### Brief
Rewrite the paragraph of the biographical note beginning "Maria Mäkelä is Senior Lecturer" as a short list, keeping its main facts.

[[ Supplied passage open ]]

Maria Mäkelä is Senior Lecturer in Comparative Literature at Tampere University, Finland. Her publications deal with storification and the storytelling boom; the neoliberal logic of narrative and fiction; exemplarity; consciousness, voice, and realism across media; the literary tradition of adultery; authorial ethos; and critical applications of postclassical narratologies.

[[ Supplied passage closed ]]
[[ Given data open ]]

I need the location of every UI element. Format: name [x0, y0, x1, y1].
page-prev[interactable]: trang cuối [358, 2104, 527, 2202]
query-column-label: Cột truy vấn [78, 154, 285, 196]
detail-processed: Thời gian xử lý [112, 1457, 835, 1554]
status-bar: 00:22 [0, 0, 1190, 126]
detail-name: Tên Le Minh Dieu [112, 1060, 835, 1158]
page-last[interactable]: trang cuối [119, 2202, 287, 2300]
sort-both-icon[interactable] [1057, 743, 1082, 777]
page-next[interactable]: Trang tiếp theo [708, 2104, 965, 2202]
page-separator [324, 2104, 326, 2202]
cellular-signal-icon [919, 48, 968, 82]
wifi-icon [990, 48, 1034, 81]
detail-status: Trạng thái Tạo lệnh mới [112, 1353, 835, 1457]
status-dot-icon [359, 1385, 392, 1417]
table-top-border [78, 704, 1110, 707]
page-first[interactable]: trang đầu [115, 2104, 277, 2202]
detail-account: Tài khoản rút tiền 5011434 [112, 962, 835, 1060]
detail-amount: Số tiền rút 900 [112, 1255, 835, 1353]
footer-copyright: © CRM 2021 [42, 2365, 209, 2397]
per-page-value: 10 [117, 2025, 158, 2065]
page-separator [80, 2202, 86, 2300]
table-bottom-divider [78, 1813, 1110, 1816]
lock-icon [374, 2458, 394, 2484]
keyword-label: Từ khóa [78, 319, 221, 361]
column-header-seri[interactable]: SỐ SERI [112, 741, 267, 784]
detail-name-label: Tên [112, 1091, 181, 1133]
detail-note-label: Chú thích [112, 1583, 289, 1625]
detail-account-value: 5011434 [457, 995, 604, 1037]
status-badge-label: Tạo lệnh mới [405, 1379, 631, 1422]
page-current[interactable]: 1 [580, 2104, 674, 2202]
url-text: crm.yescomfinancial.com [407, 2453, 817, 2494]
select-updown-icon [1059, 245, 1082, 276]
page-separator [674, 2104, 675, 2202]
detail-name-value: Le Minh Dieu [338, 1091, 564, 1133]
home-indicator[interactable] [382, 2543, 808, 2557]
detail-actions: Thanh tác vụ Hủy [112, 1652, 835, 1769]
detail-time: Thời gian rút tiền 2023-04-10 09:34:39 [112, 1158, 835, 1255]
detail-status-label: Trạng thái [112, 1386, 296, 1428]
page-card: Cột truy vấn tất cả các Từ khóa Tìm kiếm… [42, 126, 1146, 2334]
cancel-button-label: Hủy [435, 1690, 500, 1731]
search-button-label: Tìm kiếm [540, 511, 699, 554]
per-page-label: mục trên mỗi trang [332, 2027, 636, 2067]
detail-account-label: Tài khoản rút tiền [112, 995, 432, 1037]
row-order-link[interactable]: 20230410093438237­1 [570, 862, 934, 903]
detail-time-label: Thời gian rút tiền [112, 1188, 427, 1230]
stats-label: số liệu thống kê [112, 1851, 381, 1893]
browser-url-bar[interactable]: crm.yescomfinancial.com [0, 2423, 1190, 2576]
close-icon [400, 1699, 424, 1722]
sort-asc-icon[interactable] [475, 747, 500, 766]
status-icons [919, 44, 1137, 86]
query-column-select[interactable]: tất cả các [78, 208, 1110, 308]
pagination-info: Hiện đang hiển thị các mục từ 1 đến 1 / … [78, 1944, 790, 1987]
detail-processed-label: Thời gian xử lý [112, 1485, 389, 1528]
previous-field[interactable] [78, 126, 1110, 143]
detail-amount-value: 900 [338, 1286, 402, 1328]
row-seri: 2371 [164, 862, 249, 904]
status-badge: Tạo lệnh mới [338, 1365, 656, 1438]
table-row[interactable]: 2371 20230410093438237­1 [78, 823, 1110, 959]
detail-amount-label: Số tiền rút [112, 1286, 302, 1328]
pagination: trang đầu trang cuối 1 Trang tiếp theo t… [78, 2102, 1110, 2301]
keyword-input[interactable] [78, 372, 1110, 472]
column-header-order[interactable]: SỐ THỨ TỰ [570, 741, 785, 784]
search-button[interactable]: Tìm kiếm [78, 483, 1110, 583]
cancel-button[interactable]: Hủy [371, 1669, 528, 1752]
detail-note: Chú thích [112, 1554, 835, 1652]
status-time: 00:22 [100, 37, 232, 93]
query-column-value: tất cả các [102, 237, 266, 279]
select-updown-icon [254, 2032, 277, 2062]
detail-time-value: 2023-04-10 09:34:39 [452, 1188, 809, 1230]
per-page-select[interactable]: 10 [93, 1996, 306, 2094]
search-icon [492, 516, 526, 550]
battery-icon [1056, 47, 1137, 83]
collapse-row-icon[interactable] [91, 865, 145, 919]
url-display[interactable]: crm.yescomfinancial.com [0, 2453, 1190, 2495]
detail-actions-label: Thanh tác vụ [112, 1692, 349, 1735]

[[ Given data closed ]]

### Task solution
- Position: Senior Lecturer in Comparative Literature, Tampere University, Finland
- Publication topics:
  - storification and the storytelling boom
  - the neoliberal logic of narrative and fiction
  - exemplarity
  - consciousness, voice, and realism across media
  - the literary tradition of adultery
  - authorial ethos
  - critical applications of postclassical narratologies